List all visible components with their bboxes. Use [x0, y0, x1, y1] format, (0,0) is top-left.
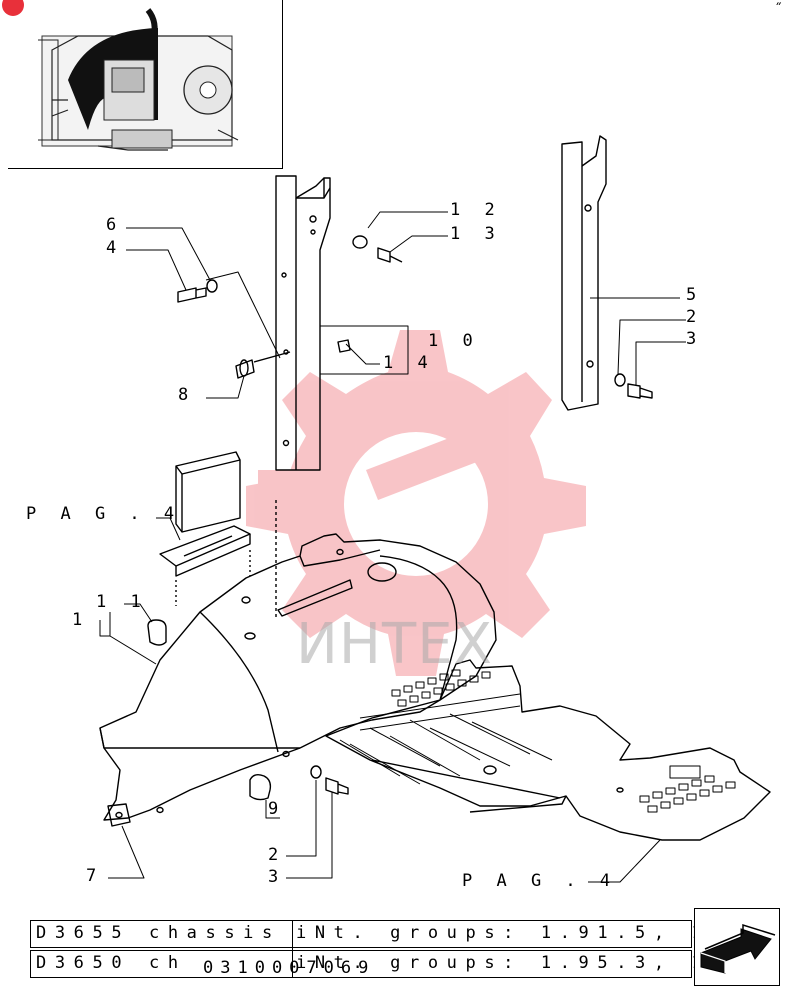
- callout-11: 1 1: [96, 592, 148, 612]
- overview-thumbnail: [38, 8, 239, 151]
- next-page-button[interactable]: [694, 908, 780, 986]
- watermark-text: ИНТЕХ: [296, 612, 493, 677]
- callout-10: 1 0: [428, 331, 480, 351]
- footer-model-1: D3655 chassis: [36, 923, 281, 943]
- callout-4: 4: [106, 238, 124, 258]
- callout-3-lower: 3: [268, 867, 286, 887]
- callout-pag-left: P A G . 4: [26, 504, 182, 524]
- callout-9: 9: [268, 799, 286, 819]
- bolt-part-3a: [627, 383, 653, 399]
- bolt-part-3b: [325, 777, 349, 795]
- callout-pag-bottom: P A G . 4: [462, 871, 618, 891]
- document-number: 0310007069: [203, 958, 376, 978]
- callout-8: 8: [178, 385, 196, 405]
- callout-13: 1 3: [450, 224, 502, 244]
- washer-part-2a: [614, 373, 626, 387]
- red-dot-icon: [2, 0, 24, 16]
- footer-groups-2: iNt. groups: 1.95.3, 1.9: [296, 953, 749, 973]
- footer-row-2: [30, 950, 692, 978]
- clip-part-14: [337, 339, 351, 353]
- rear-fender: [99, 533, 497, 821]
- page-mark: ˝: [774, 2, 783, 18]
- footer-row-1: [30, 920, 692, 948]
- footer-divider: [292, 920, 293, 978]
- pin-part-8: [235, 351, 291, 379]
- bolt-part-13: [377, 247, 403, 263]
- upright-pillar-right: [561, 135, 607, 411]
- washer-part-2b: [310, 765, 322, 779]
- washer-part-6: [206, 279, 218, 293]
- callout-3-upper: 3: [686, 329, 704, 349]
- callout-2-lower: 2: [268, 845, 286, 865]
- washer-part-12: [352, 235, 368, 249]
- callout-5: 5: [686, 285, 704, 305]
- leader-lines: [99, 211, 686, 883]
- callout-2-upper: 2: [686, 307, 704, 327]
- callout-12: 1 2: [450, 200, 502, 220]
- upright-pillar-left: [275, 175, 331, 471]
- floor-platform: [325, 659, 771, 841]
- next-page-arrow-icon: [700, 923, 776, 974]
- tread-grid: [391, 669, 736, 813]
- overview-inset: [2, 0, 283, 169]
- footer-model-2: D3650 ch: [36, 953, 187, 973]
- callout-14: 1 4: [383, 353, 435, 373]
- spacer-part-11: [147, 619, 167, 646]
- spacer-part-9: [249, 773, 272, 801]
- callout-6: 6: [106, 215, 124, 235]
- callout-1: 1: [72, 610, 90, 630]
- nut-part-7: [107, 803, 131, 827]
- callout-7: 7: [86, 866, 104, 886]
- bolt-part-4: [177, 287, 207, 303]
- footer-groups-1: iNt. groups: 1.91.5, 1.92: [296, 923, 767, 943]
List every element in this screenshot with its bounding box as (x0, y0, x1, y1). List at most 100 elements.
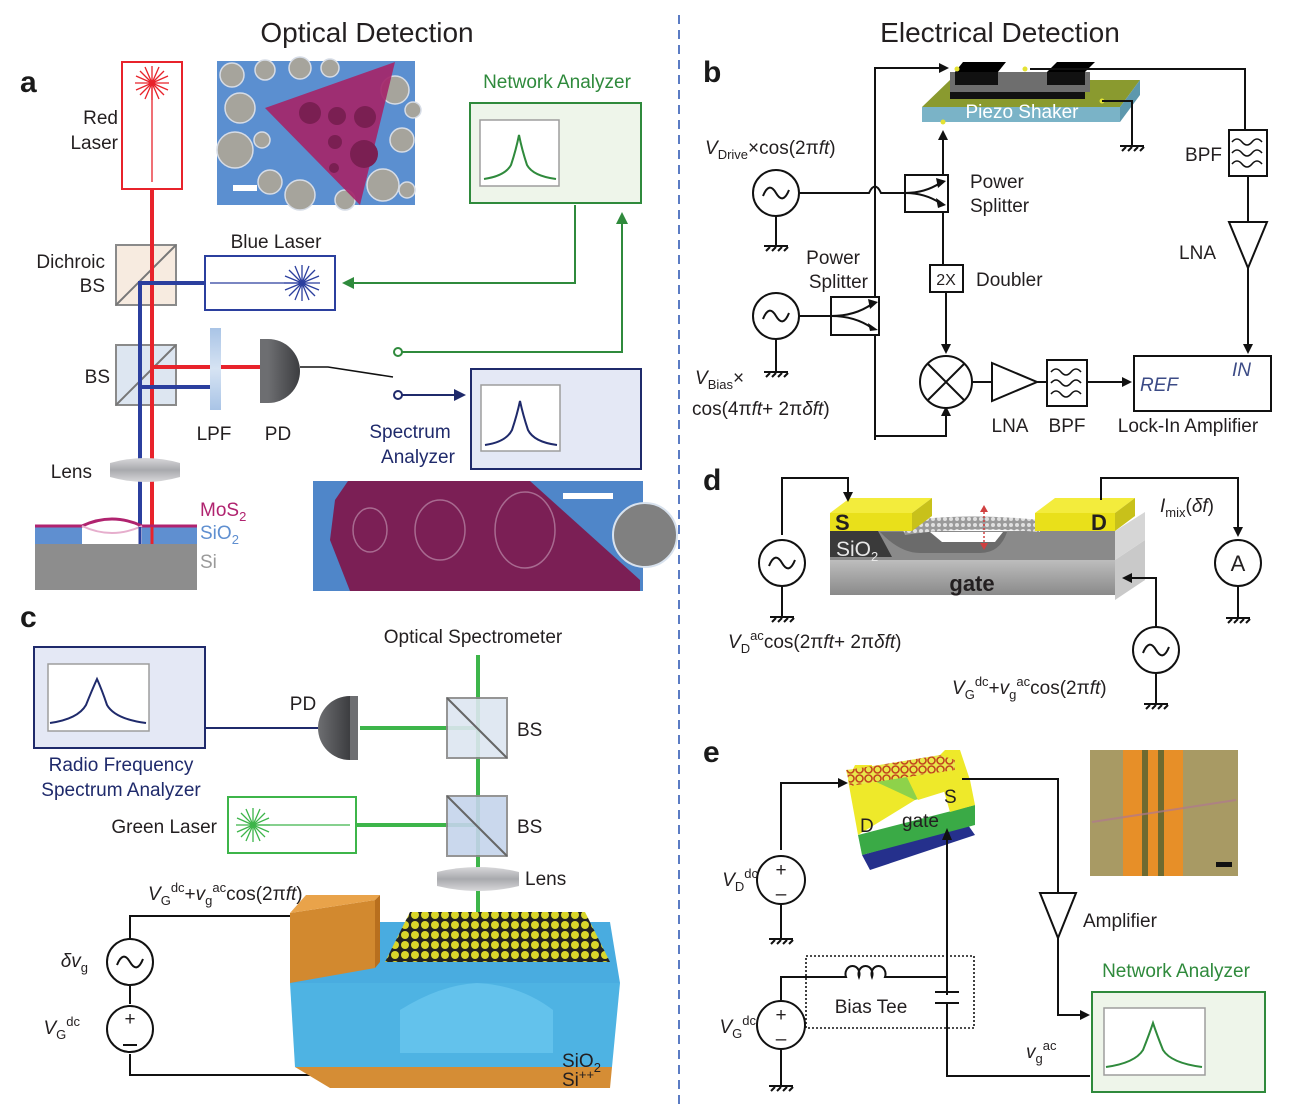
gate-label-d: gate (949, 571, 994, 596)
power-splitter-1-label-2: Splitter (970, 196, 1030, 217)
panel-label-c: c (20, 601, 37, 634)
source-label-e: S (944, 787, 957, 808)
bias-tee-label: Bias Tee (835, 997, 908, 1018)
network-to-blue-laser-wire (342, 205, 576, 289)
drain-label-e: D (860, 816, 874, 837)
vg-plus-sign: + (775, 1005, 786, 1026)
doubler-box-label: 2X (936, 272, 956, 289)
spectrum-analyzer-label-2: Analyzer (381, 447, 456, 468)
lna-amplifier-2-icon (991, 361, 1040, 403)
bpf-label-2: BPF (1049, 416, 1086, 437)
panel-label-b: b (703, 56, 721, 89)
mos2-label: MoS2 (200, 500, 246, 524)
svg-text:+: + (124, 1009, 135, 1030)
green-laser-label: Green Laser (111, 817, 217, 838)
bpf-label-1: BPF (1185, 145, 1222, 166)
dichroic-label-1: Dichroic (36, 252, 105, 273)
vg-minus-sign: – (776, 1029, 787, 1050)
panel-a: a Red Laser (20, 56, 678, 591)
si-label-a: Si (200, 552, 217, 573)
ground-icon (1144, 703, 1169, 710)
mos2-membrane-micrograph-image (313, 481, 678, 591)
resonance-curve-a-navy (484, 400, 558, 446)
circuit-c-bottom-wire (129, 1054, 328, 1076)
panel-b: b Piezo Shaker VDrive×cos(2πft) (692, 56, 1272, 440)
vd-minus-sign: – (776, 884, 787, 905)
vg-dc-label-e: VGdc (719, 1013, 756, 1041)
lens-c (437, 867, 519, 891)
panel-label-a: a (20, 66, 37, 99)
vg-formula-d: VGdc+vgaccos(2πft) (952, 674, 1107, 702)
vd-plus-sign: + (775, 860, 786, 881)
photodetector-c-icon (318, 696, 350, 760)
network-analyzer-label-e: Network Analyzer (1102, 961, 1251, 982)
splitter-to-mixer-wire (874, 335, 951, 437)
panel-c: c Optical Spectrometer Radio Frequency S… (20, 601, 620, 1091)
sio2-label-c: SiO2 (562, 1051, 601, 1075)
sio2-label-d: SiO2 (836, 538, 878, 564)
optical-spectrometer-label: Optical Spectrometer (384, 627, 563, 648)
photodetector-a-icon (268, 339, 300, 403)
spectrum-analyzer-label-1: Spectrum (369, 422, 450, 443)
power-splitter-2-label-1: Power (806, 248, 861, 269)
delta-vg-label: δvg (61, 951, 88, 975)
red-laser-starburst-icon (135, 66, 169, 182)
inductor-icon (840, 965, 908, 981)
bs-label-a: BS (85, 367, 110, 388)
drain-bias-wire (780, 778, 848, 850)
gate-label-e: gate (902, 811, 939, 832)
electrical-detection-title: Electrical Detection (880, 17, 1120, 48)
lna-label-2: LNA (992, 416, 1029, 437)
vdrive-formula: VDrive×cos(2πft) (705, 138, 836, 162)
vg-dc-label-c: VGdc (43, 1014, 80, 1042)
resonance-curve-c (49, 676, 147, 724)
ground-icon (769, 938, 794, 945)
amplifier-label: Amplifier (1083, 911, 1158, 932)
gate-drive-wire (1122, 573, 1157, 628)
source-to-amplifier-wire (962, 778, 1059, 893)
lna-label-1: LNA (1179, 243, 1216, 264)
red-laser-label-2: Laser (70, 133, 118, 154)
blue-beam (138, 281, 205, 538)
lock-in-label: Lock-In Amplifier (1118, 416, 1259, 437)
dc-source-c-icon (106, 1005, 154, 1053)
si-label-c: Si++ (562, 1067, 594, 1091)
imix-label: Imix(δf) (1160, 496, 1214, 520)
suspended-nanotube-device-3d (830, 498, 1145, 600)
photodetector-c-plate (350, 696, 358, 760)
amplifier-icon (1038, 892, 1078, 941)
device-micrograph-image (1090, 750, 1238, 876)
mos2-micrograph-image (216, 56, 422, 211)
vd-dc-label: VDdc (722, 866, 758, 894)
bs-label-c-2: BS (517, 817, 542, 838)
blue-laser-starburst-icon (210, 265, 320, 301)
ground-icon (764, 371, 789, 378)
lna-amplifier-1-icon (1227, 221, 1269, 271)
panel-label-e: e (703, 736, 720, 769)
source-label-d: S (835, 510, 850, 535)
pd-switch-wire (300, 366, 394, 378)
bias-tee-box (805, 955, 975, 1029)
gate-voltage-formula-c: VGdc+vgaccos(2πft) (148, 880, 303, 908)
mos2-membrane (35, 517, 197, 528)
ground-icon (764, 245, 789, 252)
panel-e: e D gate S + – VDdc (703, 736, 1266, 1093)
in-input-label: IN (1232, 360, 1251, 381)
ground-icon (1120, 145, 1145, 152)
vg-ac-wire (946, 1003, 1090, 1077)
rf-analyzer-label-1: Radio Frequency (49, 755, 194, 776)
graphene-transistor-device-3d (846, 750, 975, 870)
switch-to-network-wire (399, 212, 628, 353)
ammeter-label: A (1231, 551, 1246, 576)
vbias-formula-line-1: VBias× (695, 368, 744, 392)
resonance-curve-e (1105, 1019, 1203, 1068)
source-drive-wire (781, 477, 853, 535)
photodetector-a-plate (260, 339, 268, 403)
ground-icon (1226, 617, 1251, 624)
drain-to-ammeter-wire (1100, 477, 1243, 537)
drain-label-d: D (1091, 510, 1107, 535)
switch-terminal-navy (393, 390, 403, 400)
lens-label-a: Lens (51, 462, 92, 483)
spectrum-analyzer-screen-a (480, 384, 561, 452)
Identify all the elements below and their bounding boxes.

* * * * * * * * *

● **Problem to solve**
Copy out the lines starting with the line that contains "- callout-11: 1 1: [96, 592, 148, 612]" and going on through the line that contains "- upright-pillar-right: [561, 135, 607, 411]", keeping both of those lines. Reproduce each one word for word.

● **Exercise output**
- callout-11: 1 1: [96, 592, 148, 612]
- overview-thumbnail: [38, 8, 239, 151]
- next-page-button[interactable]: [694, 908, 780, 986]
- watermark-text: ИНТЕХ: [296, 612, 493, 677]
- callout-10: 1 0: [428, 331, 480, 351]
- footer-model-1: D3655 chassis: [36, 923, 281, 943]
- callout-4: 4: [106, 238, 124, 258]
- callout-3-lower: 3: [268, 867, 286, 887]
- callout-pag-left: P A G . 4: [26, 504, 182, 524]
- callout-9: 9: [268, 799, 286, 819]
- bolt-part-3a: [627, 383, 653, 399]
- bolt-part-3b: [325, 777, 349, 795]
- callout-pag-bottom: P A G . 4: [462, 871, 618, 891]
- document-number: 0310007069: [203, 958, 376, 978]
- callout-8: 8: [178, 385, 196, 405]
- callout-13: 1 3: [450, 224, 502, 244]
- washer-part-2a: [614, 373, 626, 387]
- red-dot-icon: [2, 0, 24, 16]
- footer-groups-2: iNt. groups: 1.95.3, 1.9: [296, 953, 749, 973]
- footer-row-2: [30, 950, 692, 978]
- clip-part-14: [337, 339, 351, 353]
- rear-fender: [99, 533, 497, 821]
- page-mark: ˝: [774, 2, 783, 18]
- footer-row-1: [30, 920, 692, 948]
- footer-divider: [292, 920, 293, 978]
- pin-part-8: [235, 351, 291, 379]
- bolt-part-13: [377, 247, 403, 263]
- upright-pillar-right: [561, 135, 607, 411]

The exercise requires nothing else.